##### Records for processing

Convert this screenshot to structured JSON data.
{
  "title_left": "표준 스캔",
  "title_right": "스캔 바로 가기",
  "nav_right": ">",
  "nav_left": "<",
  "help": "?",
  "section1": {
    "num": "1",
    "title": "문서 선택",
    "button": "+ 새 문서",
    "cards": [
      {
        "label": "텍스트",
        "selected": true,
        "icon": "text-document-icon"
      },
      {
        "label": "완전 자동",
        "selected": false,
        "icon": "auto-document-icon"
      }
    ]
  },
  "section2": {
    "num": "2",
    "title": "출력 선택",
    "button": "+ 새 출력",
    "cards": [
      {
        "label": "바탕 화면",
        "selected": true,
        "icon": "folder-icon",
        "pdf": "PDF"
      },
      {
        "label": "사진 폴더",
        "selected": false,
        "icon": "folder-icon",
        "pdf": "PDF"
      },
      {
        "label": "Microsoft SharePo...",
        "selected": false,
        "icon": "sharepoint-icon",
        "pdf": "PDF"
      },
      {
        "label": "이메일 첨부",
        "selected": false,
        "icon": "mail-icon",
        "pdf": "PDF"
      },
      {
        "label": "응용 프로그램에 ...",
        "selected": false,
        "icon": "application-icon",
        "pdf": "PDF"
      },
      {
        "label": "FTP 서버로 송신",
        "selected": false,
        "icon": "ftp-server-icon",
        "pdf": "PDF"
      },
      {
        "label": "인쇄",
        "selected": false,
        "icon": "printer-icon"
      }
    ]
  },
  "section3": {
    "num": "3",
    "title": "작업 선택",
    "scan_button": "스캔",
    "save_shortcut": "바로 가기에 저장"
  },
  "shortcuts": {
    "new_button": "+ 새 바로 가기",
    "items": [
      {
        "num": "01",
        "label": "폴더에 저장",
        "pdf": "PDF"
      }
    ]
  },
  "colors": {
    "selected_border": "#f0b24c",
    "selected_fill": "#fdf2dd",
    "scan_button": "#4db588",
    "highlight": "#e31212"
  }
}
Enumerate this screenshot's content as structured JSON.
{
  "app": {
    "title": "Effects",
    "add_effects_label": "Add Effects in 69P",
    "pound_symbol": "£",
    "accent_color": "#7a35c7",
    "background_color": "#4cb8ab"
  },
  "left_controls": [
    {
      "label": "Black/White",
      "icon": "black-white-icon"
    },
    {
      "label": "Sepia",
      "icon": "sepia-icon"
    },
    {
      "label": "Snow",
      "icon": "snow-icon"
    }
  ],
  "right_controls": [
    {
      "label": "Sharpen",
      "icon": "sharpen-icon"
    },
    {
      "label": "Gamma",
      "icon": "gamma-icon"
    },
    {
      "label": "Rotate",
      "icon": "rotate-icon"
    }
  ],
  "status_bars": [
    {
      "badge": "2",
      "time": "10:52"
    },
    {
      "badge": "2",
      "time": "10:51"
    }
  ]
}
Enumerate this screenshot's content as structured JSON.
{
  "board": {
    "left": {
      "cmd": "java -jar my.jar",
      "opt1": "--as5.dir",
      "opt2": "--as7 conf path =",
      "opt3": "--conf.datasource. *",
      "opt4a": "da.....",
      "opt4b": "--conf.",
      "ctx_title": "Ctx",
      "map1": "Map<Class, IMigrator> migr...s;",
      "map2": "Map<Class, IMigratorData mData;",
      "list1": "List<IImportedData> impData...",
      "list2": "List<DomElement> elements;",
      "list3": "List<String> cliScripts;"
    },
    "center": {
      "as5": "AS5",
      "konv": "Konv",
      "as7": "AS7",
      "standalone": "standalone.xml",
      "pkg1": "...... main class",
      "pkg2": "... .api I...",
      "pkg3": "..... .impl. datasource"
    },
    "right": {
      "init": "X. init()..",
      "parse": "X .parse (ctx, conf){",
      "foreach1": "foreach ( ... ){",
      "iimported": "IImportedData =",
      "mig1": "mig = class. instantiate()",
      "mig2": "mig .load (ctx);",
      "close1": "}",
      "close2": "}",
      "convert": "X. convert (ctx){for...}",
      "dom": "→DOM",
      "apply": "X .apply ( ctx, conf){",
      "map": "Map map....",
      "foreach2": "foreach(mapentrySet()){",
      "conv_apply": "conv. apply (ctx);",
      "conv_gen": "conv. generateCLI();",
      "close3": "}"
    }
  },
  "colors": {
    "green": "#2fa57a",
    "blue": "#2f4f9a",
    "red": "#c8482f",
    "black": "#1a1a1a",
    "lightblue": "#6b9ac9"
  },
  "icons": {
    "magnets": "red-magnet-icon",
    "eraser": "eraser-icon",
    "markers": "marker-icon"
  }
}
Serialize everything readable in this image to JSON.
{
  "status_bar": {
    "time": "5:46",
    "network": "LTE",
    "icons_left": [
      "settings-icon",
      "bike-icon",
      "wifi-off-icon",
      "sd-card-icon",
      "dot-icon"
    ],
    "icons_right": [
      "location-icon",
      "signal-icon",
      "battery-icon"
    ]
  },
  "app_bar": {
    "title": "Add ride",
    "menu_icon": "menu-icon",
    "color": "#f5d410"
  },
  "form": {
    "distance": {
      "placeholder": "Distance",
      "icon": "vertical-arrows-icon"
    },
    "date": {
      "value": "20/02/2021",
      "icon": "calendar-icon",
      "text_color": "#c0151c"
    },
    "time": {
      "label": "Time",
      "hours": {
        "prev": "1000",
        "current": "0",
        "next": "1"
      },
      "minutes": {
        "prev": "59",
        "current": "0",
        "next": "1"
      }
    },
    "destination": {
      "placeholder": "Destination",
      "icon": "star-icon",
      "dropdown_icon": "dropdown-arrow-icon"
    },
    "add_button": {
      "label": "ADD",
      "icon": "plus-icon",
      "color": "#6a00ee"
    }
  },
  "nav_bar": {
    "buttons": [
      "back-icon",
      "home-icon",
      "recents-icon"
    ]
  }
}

##########

**Directions for this task:** Print the material once more, exactly.

**Exercise answer:**
Convert this screenshot to structured JSON data.
{
  "title_left": "표준 스캔",
  "title_right": "스캔 바로 가기",
  "nav_right": ">",
  "nav_left": "<",
  "help": "?",
  "section1": {
    "num": "1",
    "title": "문서 선택",
    "button": "+ 새 문서",
    "cards": [
      {
        "label": "텍스트",
        "selected": true,
        "icon": "text-document-icon"
      },
      {
        "label": "완전 자동",
        "selected": false,
        "icon": "auto-document-icon"
      }
    ]
  },
  "section2": {
    "num": "2",
    "title": "출력 선택",
    "button": "+ 새 출력",
    "cards": [
      {
        "label": "바탕 화면",
        "selected": true,
        "icon": "folder-icon",
        "pdf": "PDF"
      },
      {
        "label": "사진 폴더",
        "selected": false,
        "icon": "folder-icon",
        "pdf": "PDF"
      },
      {
        "label": "Microsoft SharePo...",
        "selected": false,
        "icon": "sharepoint-icon",
        "pdf": "PDF"
      },
      {
        "label": "이메일 첨부",
        "selected": false,
        "icon": "mail-icon",
        "pdf": "PDF"
      },
      {
        "label": "응용 프로그램에 ...",
        "selected": false,
        "icon": "application-icon",
        "pdf": "PDF"
      },
      {
        "label": "FTP 서버로 송신",
        "selected": false,
        "icon": "ftp-server-icon",
        "pdf": "PDF"
      },
      {
        "label": "인쇄",
        "selected": false,
        "icon": "printer-icon"
      }
    ]
  },
  "section3": {
    "num": "3",
    "title": "작업 선택",
    "scan_button": "스캔",
    "save_shortcut": "바로 가기에 저장"
  },
  "shortcuts": {
    "new_button": "+ 새 바로 가기",
    "items": [
      {
        "num": "01",
        "label": "폴더에 저장",
        "pdf": "PDF"
      }
    ]
  },
  "colors": {
    "selected_border": "#f0b24c",
    "selected_fill": "#fdf2dd",
    "scan_button": "#4db588",
    "highlight": "#e31212"
  }
}
Enumerate this screenshot's content as structured JSON.
{
  "app": {
    "title": "Effects",
    "add_effects_label": "Add Effects in 69P",
    "pound_symbol": "£",
    "accent_color": "#7a35c7",
    "background_color": "#4cb8ab"
  },
  "left_controls": [
    {
      "label": "Black/White",
      "icon": "black-white-icon"
    },
    {
      "label": "Sepia",
      "icon": "sepia-icon"
    },
    {
      "label": "Snow",
      "icon": "snow-icon"
    }
  ],
  "right_controls": [
    {
      "label": "Sharpen",
      "icon": "sharpen-icon"
    },
    {
      "label": "Gamma",
      "icon": "gamma-icon"
    },
    {
      "label": "Rotate",
      "icon": "rotate-icon"
    }
  ],
  "status_bars": [
    {
      "badge": "2",
      "time": "10:52"
    },
    {
      "badge": "2",
      "time": "10:51"
    }
  ]
}
Enumerate this screenshot's content as structured JSON.
{
  "board": {
    "left": {
      "cmd": "java -jar my.jar",
      "opt1": "--as5.dir",
      "opt2": "--as7 conf path =",
      "opt3": "--conf.datasource. *",
      "opt4a": "da.....",
      "opt4b": "--conf.",
      "ctx_title": "Ctx",
      "map1": "Map<Class, IMigrator> migr...s;",
      "map2": "Map<Class, IMigratorData mData;",
      "list1": "List<IImportedData> impData...",
      "list2": "List<DomElement> elements;",
      "list3": "List<String> cliScripts;"
    },
    "center": {
      "as5": "AS5",
      "konv": "Konv",
      "as7": "AS7",
      "standalone": "standalone.xml",
      "pkg1": "...... main class",
      "pkg2": "... .api I...",
      "pkg3": "..... .impl. datasource"
    },
    "right": {
      "init": "X. init()..",
      "parse": "X .parse (ctx, conf){",
      "foreach1": "foreach ( ... ){",
      "iimported": "IImportedData =",
      "mig1": "mig = class. instantiate()",
      "mig2": "mig .load (ctx);",
      "close1": "}",
      "close2": "}",
      "convert": "X. convert (ctx){for...}",
      "dom": "→DOM",
      "apply": "X .apply ( ctx, conf){",
      "map": "Map map....",
      "foreach2": "foreach(mapentrySet()){",
      "conv_apply": "conv. apply (ctx);",
      "conv_gen": "conv. generateCLI();",
      "close3": "}"
    }
  },
  "colors": {
    "green": "#2fa57a",
    "blue": "#2f4f9a",
    "red": "#c8482f",
    "black": "#1a1a1a",
    "lightblue": "#6b9ac9"
  },
  "icons": {
    "magnets": "red-magnet-icon",
    "eraser": "eraser-icon",
    "markers": "marker-icon"
  }
}
Serialize everything readable in this image to JSON.
{
  "status_bar": {
    "time": "5:46",
    "network": "LTE",
    "icons_left": [
      "settings-icon",
      "bike-icon",
      "wifi-off-icon",
      "sd-card-icon",
      "dot-icon"
    ],
    "icons_right": [
      "location-icon",
      "signal-icon",
      "battery-icon"
    ]
  },
  "app_bar": {
    "title": "Add ride",
    "menu_icon": "menu-icon",
    "color": "#f5d410"
  },
  "form": {
    "distance": {
      "placeholder": "Distance",
      "icon": "vertical-arrows-icon"
    },
    "date": {
      "value": "20/02/2021",
      "icon": "calendar-icon",
      "text_color": "#c0151c"
    },
    "time": {
      "label": "Time",
      "hours": {
        "prev": "1000",
        "current": "0",
        "next": "1"
      },
      "minutes": {
        "prev": "59",
        "current": "0",
        "next": "1"
      }
    },
    "destination": {
      "placeholder": "Destination",
      "icon": "star-icon",
      "dropdown_icon": "dropdown-arrow-icon"
    },
    "add_button": {
      "label": "ADD",
      "icon": "plus-icon",
      "color": "#6a00ee"
    }
  },
  "nav_bar": {
    "buttons": [
      "back-icon",
      "home-icon",
      "recents-icon"
    ]
  }
}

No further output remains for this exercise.